OBJECTIVE. Repeat the records in full and exactly, omitting pictures.

SUPPLIED INFORMATION.
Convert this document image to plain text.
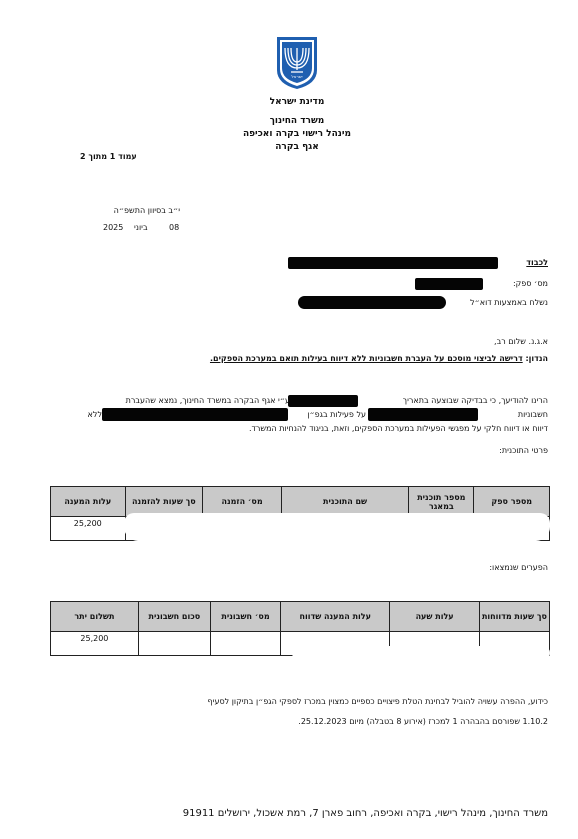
ישראל
מדינת ישראל
משרד החינוך
מינהל רישוי בקרה ואכיפה
אגף בקרה
עמוד 1 מתוך 2
י״ב בסיוון התשפ״ה
2025 ביוני	08
לכבוד
מס׳ ספק:
נשלח באמצעות דוא״ל
א.ג.נ. שלום רב,
הנדון: דרישה לביצוי מוסכם על העברת חשבוניות ללא דיווח בעילות תואם במערכת הספקים.
הרינו להודיעך, כי בבדיקה שבוצעה בתאריך
ע״י אגף הבקרה במשרד החינוך, נמצא שהעברת
חשבוניות
על פעילות בגפ״ן
ללא
דיווח או דיווח חלקי על מפגשי הפעילות במערכת הספקים, וזאת, בניגוד להנחיות המשרד.
פרטי התוכנית:
מספר ספק	מספר תוכנית במאגר	שם התוכנית	מס׳ הזמנה	סך שעות להזמנה	עלות המענה

					25,200
הפערים שנמצאו:
סך שעות מדווחות	עלות שעה	עלות המענה שדווח	מס׳ חשבונית	סכום חשבונית	תשלום יתר

					25,200
כידוע, ההפרה עשויה להוביל לבחינת הטלת פיצויים כספיים כמצוין במכרז לספקי הגפ״ן בתיקון לסעיף
1.10.2 שפורסם בהבהרה 1 למכרז (אירוע 8 בטבלה) מיום 25.12.2023.
משרד החינוך, מינהל רישוי, בקרה ואכיפה, רחוב פארן 7, רמת אשכול, ירושלים 91911
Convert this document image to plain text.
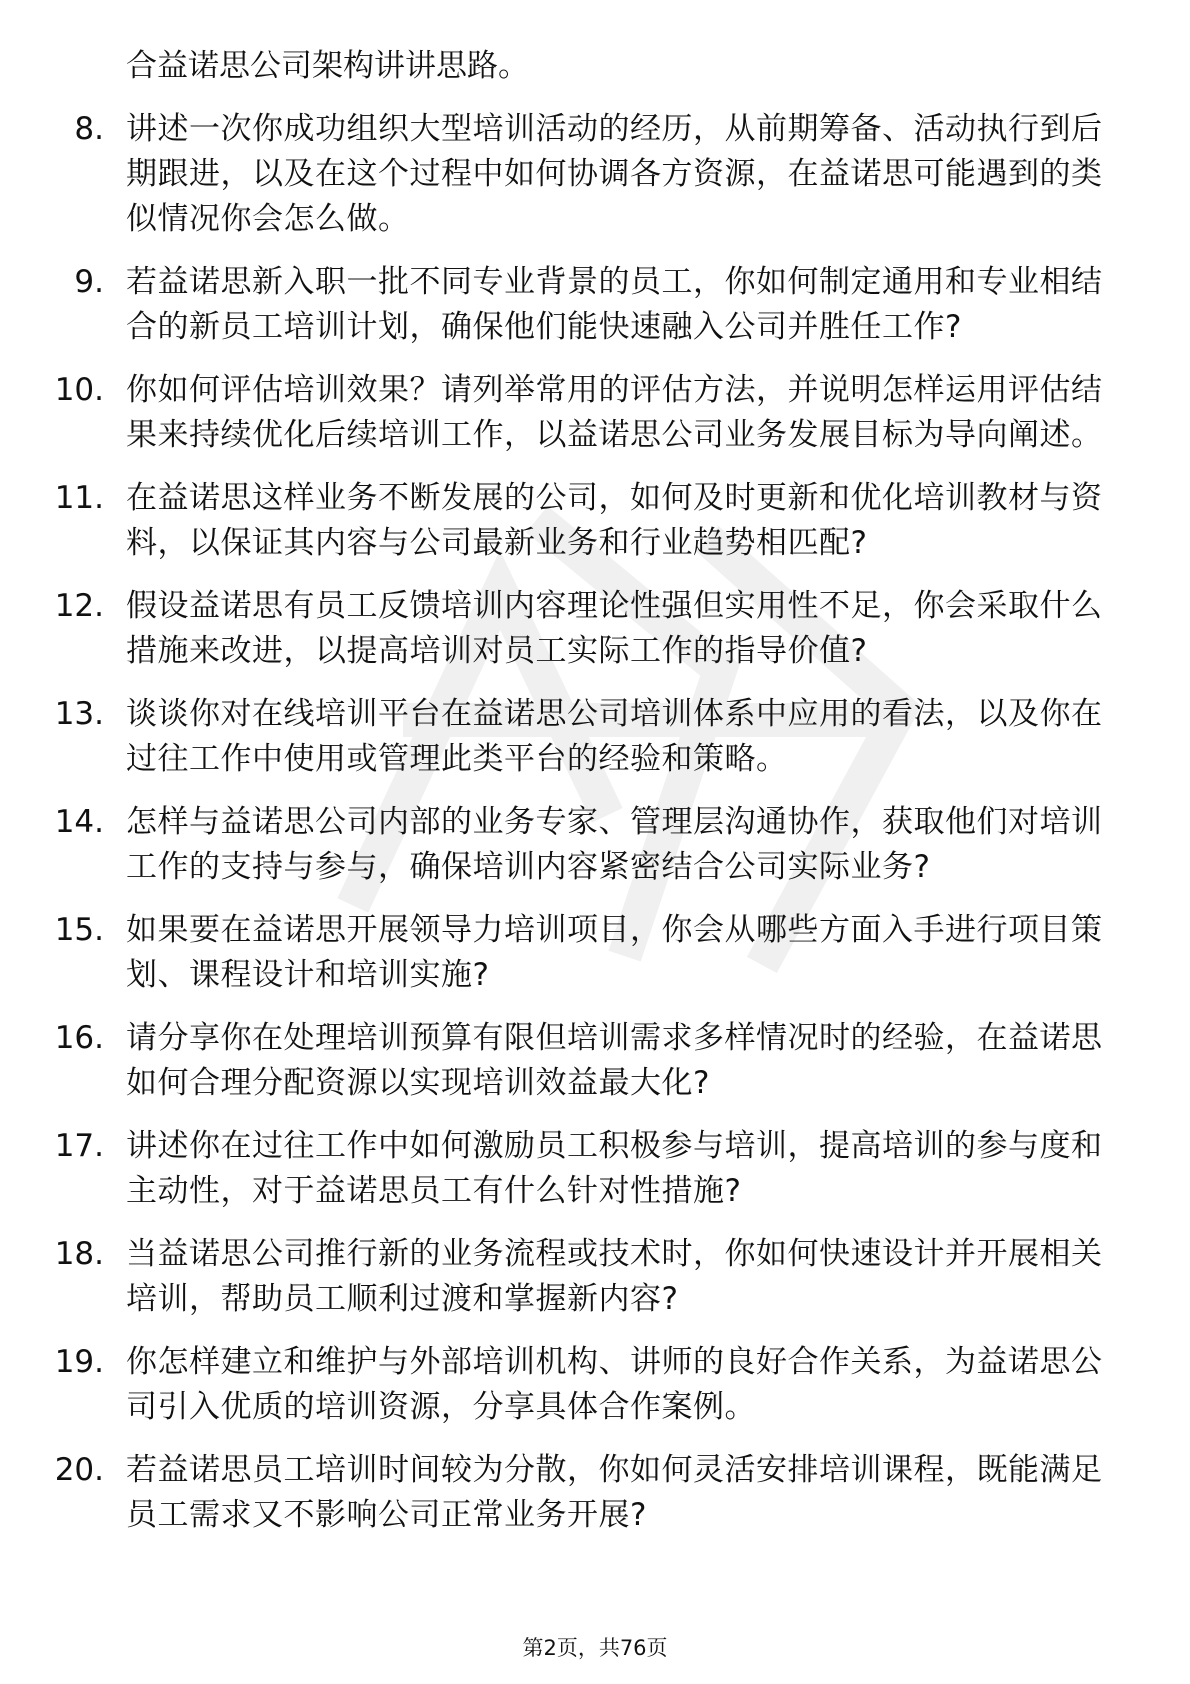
合益诺思公司架构讲讲思路。
8. 讲述一次你成功组织大型培训活动的经历，从前期筹备、活动执行到后期跟进，以及在这个过程中如何协调各方资源，在益诺思可能遇到的类似情况你会怎么做。
9. 若益诺思新入职一批不同专业背景的员工，你如何制定通用和专业相结合的新员工培训计划，确保他们能快速融入公司并胜任工作?
10. 你如何评估培训效果？请列举常用的评估方法，并说明怎样运用评估结果来持续优化后续培训工作，以益诺思公司业务发展目标为导向阐述。
11. 在益诺思这样业务不断发展的公司，如何及时更新和优化培训教材与资料，以保证其内容与公司最新业务和行业趋势相匹配?
12. 假设益诺思有员工反馈培训内容理论性强但实用性不足，你会采取什么措施来改进，以提高培训对员工实际工作的指导价值?
13. 谈谈你对在线培训平台在益诺思公司培训体系中应用的看法，以及你在过往工作中使用或管理此类平台的经验和策略。
14. 怎样与益诺思公司内部的业务专家、管理层沟通协作，获取他们对培训工作的支持与参与，确保培训内容紧密结合公司实际业务?
15. 如果要在益诺思开展领导力培训项目，你会从哪些方面入手进行项目策划、课程设计和培训实施?
16. 请分享你在处理培训预算有限但培训需求多样情况时的经验，在益诺思如何合理分配资源以实现培训效益最大化?
17. 讲述你在过往工作中如何激励员工积极参与培训，提高培训的参与度和主动性，对于益诺思员工有什么针对性措施?
18. 当益诺思公司推行新的业务流程或技术时，你如何快速设计并开展相关培训，帮助员工顺利过渡和掌握新内容?
19. 你怎样建立和维护与外部培训机构、讲师的良好合作关系，为益诺思公司引入优质的培训资源，分享具体合作案例。
20. 若益诺思员工培训时间较为分散，你如何灵活安排培训课程，既能满足员工需求又不影响公司正常业务开展?
第2页，共76页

TASK SOLUTION.
Convert this document image to plain text.
ישראל
מדינת ישראל
משרד החינוך
מינהל רישוי בקרה ואכיפה
אגף בקרה
עמוד 1 מתוך 2
י״ב בסיוון התשפ״ה
2025 ביוני	08
לכבוד
מס׳ ספק:
נשלח באמצעות דוא״ל
א.ג.נ. שלום רב,
הנדון: דרישה לביצוי מוסכם על העברת חשבוניות ללא דיווח בעילות תואם במערכת הספקים.
הרינו להודיעך, כי בבדיקה שבוצעה בתאריך
ע״י אגף הבקרה במשרד החינוך, נמצא שהעברת
חשבוניות
על פעילות בגפ״ן
ללא
דיווח או דיווח חלקי על מפגשי הפעילות במערכת הספקים, וזאת, בניגוד להנחיות המשרד.
פרטי התוכנית:
מספר ספק	מספר תוכנית במאגר	שם התוכנית	מס׳ הזמנה	סך שעות להזמנה	עלות המענה

					25,200
הפערים שנמצאו:
סך שעות מדווחות	עלות שעה	עלות המענה שדווח	מס׳ חשבונית	סכום חשבונית	תשלום יתר

					25,200
כידוע, ההפרה עשויה להוביל לבחינת הטלת פיצויים כספיים כמצוין במכרז לספקי הגפ״ן בתיקון לסעיף
1.10.2 שפורסם בהבהרה 1 למכרז (אירוע 8 בטבלה) מיום 25.12.2023.
משרד החינוך, מינהל רישוי, בקרה ואכיפה, רחוב פארן 7, רמת אשכול, ירושלים 91911
Convert this document image to plain text.
合益诺思公司架构讲讲思路。
8. 讲述一次你成功组织大型培训活动的经历，从前期筹备、活动执行到后期跟进，以及在这个过程中如何协调各方资源，在益诺思可能遇到的类似情况你会怎么做。
9. 若益诺思新入职一批不同专业背景的员工，你如何制定通用和专业相结合的新员工培训计划，确保他们能快速融入公司并胜任工作?
10. 你如何评估培训效果？请列举常用的评估方法，并说明怎样运用评估结果来持续优化后续培训工作，以益诺思公司业务发展目标为导向阐述。
11. 在益诺思这样业务不断发展的公司，如何及时更新和优化培训教材与资料，以保证其内容与公司最新业务和行业趋势相匹配?
12. 假设益诺思有员工反馈培训内容理论性强但实用性不足，你会采取什么措施来改进，以提高培训对员工实际工作的指导价值?
13. 谈谈你对在线培训平台在益诺思公司培训体系中应用的看法，以及你在过往工作中使用或管理此类平台的经验和策略。
14. 怎样与益诺思公司内部的业务专家、管理层沟通协作，获取他们对培训工作的支持与参与，确保培训内容紧密结合公司实际业务?
15. 如果要在益诺思开展领导力培训项目，你会从哪些方面入手进行项目策划、课程设计和培训实施?
16. 请分享你在处理培训预算有限但培训需求多样情况时的经验，在益诺思如何合理分配资源以实现培训效益最大化?
17. 讲述你在过往工作中如何激励员工积极参与培训，提高培训的参与度和主动性，对于益诺思员工有什么针对性措施?
18. 当益诺思公司推行新的业务流程或技术时，你如何快速设计并开展相关培训，帮助员工顺利过渡和掌握新内容?
19. 你怎样建立和维护与外部培训机构、讲师的良好合作关系，为益诺思公司引入优质的培训资源，分享具体合作案例。
20. 若益诺思员工培训时间较为分散，你如何灵活安排培训课程，既能满足员工需求又不影响公司正常业务开展?
第2页，共76页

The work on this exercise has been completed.